━━━ Information given ━━━

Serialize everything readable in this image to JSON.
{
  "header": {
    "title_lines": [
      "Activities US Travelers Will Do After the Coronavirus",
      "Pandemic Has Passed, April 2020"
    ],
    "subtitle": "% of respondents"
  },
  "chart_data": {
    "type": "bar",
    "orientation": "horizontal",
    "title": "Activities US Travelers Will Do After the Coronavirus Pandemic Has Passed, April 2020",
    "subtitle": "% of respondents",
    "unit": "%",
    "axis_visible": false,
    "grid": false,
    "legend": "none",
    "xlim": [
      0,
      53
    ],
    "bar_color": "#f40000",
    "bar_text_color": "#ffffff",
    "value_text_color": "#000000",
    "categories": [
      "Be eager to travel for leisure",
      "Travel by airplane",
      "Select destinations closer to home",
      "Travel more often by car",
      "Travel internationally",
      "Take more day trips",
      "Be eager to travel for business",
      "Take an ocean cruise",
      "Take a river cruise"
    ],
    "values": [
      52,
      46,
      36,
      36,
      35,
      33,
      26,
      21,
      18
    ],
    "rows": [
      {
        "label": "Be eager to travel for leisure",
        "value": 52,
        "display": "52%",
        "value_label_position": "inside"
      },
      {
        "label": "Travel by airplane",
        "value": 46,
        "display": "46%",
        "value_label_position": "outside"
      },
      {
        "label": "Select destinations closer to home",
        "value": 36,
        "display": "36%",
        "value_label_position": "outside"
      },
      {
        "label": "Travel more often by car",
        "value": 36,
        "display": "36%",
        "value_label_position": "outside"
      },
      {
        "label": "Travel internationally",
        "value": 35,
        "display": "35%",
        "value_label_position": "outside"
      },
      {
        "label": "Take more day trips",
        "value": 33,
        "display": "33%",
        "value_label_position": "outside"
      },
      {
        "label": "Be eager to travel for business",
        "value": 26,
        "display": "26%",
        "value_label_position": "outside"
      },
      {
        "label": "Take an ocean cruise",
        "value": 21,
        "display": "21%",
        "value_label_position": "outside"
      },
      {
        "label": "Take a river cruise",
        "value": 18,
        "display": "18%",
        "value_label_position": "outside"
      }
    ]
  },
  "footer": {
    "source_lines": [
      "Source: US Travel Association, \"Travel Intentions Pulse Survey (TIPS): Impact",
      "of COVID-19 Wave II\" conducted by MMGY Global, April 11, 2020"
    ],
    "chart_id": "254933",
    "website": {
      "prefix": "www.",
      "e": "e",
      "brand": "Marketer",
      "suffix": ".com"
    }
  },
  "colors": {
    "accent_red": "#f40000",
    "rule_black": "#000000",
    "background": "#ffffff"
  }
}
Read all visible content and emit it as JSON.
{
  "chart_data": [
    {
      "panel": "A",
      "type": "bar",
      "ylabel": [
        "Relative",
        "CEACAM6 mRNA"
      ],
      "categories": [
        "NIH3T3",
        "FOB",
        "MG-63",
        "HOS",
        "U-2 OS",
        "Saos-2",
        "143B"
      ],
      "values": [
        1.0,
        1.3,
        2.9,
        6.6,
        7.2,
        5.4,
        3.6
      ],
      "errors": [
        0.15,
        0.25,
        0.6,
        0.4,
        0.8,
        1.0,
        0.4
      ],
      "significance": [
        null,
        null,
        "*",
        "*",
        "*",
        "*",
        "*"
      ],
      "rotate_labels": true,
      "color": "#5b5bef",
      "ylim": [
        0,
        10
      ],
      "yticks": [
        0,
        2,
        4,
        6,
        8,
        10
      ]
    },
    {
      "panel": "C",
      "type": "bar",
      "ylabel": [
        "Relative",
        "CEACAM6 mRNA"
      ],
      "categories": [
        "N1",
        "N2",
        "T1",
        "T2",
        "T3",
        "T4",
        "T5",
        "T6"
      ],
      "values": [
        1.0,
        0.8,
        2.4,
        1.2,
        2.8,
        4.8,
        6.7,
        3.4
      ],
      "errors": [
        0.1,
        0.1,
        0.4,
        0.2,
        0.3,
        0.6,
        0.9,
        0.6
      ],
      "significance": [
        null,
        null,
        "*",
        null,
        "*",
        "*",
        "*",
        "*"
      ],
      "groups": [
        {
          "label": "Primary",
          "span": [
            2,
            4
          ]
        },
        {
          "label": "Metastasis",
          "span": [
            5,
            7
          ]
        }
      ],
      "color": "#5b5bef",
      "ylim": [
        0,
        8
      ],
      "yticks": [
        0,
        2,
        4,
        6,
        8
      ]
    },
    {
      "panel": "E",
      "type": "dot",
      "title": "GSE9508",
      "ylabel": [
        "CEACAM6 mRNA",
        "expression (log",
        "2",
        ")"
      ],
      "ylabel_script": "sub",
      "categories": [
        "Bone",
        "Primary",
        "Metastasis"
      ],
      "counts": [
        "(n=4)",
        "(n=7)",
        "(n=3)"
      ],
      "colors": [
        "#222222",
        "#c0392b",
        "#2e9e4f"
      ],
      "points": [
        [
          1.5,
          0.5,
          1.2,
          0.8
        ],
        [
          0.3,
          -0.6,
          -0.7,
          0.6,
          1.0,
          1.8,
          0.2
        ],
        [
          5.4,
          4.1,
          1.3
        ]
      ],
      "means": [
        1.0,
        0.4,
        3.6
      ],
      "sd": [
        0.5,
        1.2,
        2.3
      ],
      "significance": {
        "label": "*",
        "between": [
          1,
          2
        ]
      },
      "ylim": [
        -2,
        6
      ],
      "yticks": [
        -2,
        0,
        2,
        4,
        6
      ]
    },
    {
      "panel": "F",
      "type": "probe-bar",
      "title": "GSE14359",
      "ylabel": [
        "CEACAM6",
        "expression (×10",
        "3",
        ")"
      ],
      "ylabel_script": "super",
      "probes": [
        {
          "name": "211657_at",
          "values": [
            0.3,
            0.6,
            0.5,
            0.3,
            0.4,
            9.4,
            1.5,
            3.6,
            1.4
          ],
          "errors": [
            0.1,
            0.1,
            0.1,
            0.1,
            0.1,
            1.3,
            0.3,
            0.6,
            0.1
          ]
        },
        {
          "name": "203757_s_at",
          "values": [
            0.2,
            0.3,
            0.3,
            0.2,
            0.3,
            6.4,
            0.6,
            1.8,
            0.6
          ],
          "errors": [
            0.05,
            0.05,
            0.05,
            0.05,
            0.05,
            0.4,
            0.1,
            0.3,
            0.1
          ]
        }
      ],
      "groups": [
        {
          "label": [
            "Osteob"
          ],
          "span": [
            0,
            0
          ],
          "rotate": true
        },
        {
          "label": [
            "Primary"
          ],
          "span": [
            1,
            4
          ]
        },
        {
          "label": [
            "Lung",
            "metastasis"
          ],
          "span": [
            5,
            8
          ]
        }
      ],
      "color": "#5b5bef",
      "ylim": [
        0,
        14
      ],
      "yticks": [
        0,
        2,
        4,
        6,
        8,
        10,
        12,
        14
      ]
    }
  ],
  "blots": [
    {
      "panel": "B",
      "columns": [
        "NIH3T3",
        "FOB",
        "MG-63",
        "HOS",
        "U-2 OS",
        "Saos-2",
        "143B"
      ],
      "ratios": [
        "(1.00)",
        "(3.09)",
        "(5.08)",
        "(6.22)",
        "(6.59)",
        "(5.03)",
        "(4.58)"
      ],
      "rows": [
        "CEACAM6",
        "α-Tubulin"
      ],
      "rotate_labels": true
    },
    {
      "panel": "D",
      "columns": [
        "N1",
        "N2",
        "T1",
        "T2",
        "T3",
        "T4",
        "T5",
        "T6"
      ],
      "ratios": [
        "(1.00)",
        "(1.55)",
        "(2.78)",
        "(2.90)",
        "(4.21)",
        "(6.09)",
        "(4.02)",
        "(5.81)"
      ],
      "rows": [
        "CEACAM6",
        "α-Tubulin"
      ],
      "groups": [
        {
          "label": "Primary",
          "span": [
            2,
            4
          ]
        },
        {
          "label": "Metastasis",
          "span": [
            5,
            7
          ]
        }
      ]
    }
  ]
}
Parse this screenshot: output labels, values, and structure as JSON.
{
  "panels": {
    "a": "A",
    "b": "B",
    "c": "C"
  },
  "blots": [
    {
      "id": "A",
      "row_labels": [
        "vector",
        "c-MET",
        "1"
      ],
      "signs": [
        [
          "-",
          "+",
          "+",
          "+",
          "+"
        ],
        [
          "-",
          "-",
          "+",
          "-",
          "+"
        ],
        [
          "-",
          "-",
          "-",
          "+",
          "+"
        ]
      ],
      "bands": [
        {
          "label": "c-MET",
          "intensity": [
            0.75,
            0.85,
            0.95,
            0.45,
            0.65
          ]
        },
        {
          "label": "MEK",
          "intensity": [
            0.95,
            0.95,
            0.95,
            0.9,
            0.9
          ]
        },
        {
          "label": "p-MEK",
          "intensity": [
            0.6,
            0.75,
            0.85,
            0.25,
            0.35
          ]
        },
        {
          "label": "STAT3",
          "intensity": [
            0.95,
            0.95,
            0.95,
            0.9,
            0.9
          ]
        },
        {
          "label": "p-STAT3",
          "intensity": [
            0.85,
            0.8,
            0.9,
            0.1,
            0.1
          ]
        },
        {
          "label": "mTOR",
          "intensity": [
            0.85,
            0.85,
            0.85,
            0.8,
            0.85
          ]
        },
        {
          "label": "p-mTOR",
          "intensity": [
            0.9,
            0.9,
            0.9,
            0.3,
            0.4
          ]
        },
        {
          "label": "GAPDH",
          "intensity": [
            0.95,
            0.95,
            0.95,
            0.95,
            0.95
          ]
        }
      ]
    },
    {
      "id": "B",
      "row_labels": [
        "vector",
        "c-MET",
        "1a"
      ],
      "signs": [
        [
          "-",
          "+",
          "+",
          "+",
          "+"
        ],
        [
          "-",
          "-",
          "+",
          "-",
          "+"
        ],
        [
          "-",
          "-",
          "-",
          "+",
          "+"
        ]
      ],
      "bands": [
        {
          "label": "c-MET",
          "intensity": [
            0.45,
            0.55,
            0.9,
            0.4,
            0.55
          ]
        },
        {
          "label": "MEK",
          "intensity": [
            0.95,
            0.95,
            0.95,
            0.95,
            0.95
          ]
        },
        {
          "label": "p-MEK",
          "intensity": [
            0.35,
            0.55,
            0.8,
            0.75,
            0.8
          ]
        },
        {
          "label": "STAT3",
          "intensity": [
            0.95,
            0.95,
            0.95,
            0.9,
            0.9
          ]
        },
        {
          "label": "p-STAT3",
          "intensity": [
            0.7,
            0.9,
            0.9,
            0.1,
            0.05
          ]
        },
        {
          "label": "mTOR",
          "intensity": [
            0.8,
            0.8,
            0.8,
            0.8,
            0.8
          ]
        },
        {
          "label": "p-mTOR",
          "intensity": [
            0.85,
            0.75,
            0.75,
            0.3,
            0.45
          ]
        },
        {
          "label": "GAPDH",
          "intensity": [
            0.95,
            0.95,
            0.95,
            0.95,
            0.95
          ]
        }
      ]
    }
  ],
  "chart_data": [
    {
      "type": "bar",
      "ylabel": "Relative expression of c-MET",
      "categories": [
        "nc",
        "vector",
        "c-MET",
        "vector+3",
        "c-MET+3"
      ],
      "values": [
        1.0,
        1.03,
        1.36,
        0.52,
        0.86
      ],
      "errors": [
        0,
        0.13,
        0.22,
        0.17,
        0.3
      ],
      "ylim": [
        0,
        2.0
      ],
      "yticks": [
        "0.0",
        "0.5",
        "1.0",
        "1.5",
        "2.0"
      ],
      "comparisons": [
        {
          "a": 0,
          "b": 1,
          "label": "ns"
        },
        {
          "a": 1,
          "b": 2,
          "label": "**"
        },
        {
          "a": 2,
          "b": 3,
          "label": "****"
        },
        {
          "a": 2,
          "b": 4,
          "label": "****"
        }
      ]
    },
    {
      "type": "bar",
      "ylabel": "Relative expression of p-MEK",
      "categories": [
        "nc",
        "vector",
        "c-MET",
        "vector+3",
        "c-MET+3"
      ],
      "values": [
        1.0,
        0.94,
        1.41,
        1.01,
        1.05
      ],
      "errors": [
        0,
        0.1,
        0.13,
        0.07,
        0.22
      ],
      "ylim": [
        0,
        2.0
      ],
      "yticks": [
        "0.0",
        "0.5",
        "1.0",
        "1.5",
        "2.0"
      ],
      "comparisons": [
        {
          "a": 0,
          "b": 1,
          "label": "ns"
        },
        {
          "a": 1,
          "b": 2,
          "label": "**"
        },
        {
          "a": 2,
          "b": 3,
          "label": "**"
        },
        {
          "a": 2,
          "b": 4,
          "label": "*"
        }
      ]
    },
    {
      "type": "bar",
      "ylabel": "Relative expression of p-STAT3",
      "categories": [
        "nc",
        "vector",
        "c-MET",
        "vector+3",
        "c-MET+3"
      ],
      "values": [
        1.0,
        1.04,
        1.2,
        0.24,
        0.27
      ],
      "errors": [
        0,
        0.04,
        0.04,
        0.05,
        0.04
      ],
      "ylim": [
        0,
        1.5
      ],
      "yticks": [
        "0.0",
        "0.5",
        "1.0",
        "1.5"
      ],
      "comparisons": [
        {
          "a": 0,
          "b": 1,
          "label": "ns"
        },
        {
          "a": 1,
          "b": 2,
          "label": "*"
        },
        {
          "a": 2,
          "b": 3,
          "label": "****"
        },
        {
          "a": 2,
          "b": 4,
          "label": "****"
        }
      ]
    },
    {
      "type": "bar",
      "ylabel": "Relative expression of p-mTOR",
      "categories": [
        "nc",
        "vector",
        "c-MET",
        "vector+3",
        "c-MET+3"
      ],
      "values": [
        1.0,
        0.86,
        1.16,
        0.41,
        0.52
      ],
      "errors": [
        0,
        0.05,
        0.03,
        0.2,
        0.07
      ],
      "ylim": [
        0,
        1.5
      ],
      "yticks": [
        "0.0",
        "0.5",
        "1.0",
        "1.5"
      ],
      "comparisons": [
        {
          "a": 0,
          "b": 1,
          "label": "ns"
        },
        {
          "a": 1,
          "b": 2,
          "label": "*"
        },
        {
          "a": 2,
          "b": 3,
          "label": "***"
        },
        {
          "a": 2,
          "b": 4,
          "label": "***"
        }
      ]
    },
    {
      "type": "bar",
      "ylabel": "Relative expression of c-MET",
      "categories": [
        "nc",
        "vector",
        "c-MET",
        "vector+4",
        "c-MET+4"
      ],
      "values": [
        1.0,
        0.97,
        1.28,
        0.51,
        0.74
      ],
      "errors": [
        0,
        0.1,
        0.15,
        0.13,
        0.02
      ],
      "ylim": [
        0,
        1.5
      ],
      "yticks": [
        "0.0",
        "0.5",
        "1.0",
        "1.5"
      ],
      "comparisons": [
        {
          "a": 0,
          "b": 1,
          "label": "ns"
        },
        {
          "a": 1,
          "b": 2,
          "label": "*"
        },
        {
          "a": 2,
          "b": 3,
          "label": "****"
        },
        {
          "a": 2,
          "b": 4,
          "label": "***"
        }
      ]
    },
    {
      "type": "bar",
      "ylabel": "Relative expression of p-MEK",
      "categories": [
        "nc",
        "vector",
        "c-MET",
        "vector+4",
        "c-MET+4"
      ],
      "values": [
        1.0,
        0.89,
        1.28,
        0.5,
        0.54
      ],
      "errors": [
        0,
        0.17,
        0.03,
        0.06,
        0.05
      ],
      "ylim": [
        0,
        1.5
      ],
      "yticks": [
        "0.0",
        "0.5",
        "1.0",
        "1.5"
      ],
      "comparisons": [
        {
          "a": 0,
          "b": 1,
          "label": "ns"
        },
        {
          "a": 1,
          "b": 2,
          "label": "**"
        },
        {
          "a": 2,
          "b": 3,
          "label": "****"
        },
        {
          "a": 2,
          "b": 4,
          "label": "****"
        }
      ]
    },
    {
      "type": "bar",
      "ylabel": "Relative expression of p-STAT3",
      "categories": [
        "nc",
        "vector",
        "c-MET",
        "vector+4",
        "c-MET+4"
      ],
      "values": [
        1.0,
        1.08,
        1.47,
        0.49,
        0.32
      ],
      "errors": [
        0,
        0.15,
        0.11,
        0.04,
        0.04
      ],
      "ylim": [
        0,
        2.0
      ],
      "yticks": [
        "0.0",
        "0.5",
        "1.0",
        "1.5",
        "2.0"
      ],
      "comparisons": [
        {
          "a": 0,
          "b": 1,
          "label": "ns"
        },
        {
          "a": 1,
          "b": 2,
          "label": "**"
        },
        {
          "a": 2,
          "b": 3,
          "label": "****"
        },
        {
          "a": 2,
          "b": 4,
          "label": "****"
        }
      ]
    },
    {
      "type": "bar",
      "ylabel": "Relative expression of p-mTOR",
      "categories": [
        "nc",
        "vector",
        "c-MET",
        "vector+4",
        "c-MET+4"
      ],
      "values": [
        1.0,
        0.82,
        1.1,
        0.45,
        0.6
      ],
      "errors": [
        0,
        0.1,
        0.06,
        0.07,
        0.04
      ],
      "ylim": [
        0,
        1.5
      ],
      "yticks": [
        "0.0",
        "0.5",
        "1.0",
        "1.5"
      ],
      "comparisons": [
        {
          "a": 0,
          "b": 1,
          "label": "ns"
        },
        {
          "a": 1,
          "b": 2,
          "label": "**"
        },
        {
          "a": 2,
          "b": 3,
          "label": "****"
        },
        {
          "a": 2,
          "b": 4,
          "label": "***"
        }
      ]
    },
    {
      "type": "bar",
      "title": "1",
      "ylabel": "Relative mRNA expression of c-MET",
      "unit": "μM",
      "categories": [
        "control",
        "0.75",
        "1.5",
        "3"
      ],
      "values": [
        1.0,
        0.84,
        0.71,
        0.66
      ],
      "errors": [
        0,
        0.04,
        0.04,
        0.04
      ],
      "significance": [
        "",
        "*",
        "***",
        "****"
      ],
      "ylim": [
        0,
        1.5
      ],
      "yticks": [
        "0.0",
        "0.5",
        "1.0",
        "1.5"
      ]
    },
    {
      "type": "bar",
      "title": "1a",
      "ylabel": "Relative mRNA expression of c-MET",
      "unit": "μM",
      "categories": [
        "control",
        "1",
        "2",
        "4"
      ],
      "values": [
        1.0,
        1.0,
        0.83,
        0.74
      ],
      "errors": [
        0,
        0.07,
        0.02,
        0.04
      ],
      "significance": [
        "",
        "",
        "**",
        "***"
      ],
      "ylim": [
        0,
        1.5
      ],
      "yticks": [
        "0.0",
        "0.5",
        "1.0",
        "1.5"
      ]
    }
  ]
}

━━━

Description of the task:
The answer is to be one number: the count of lines in the entries containing the string "often".

Result of this exercise:
2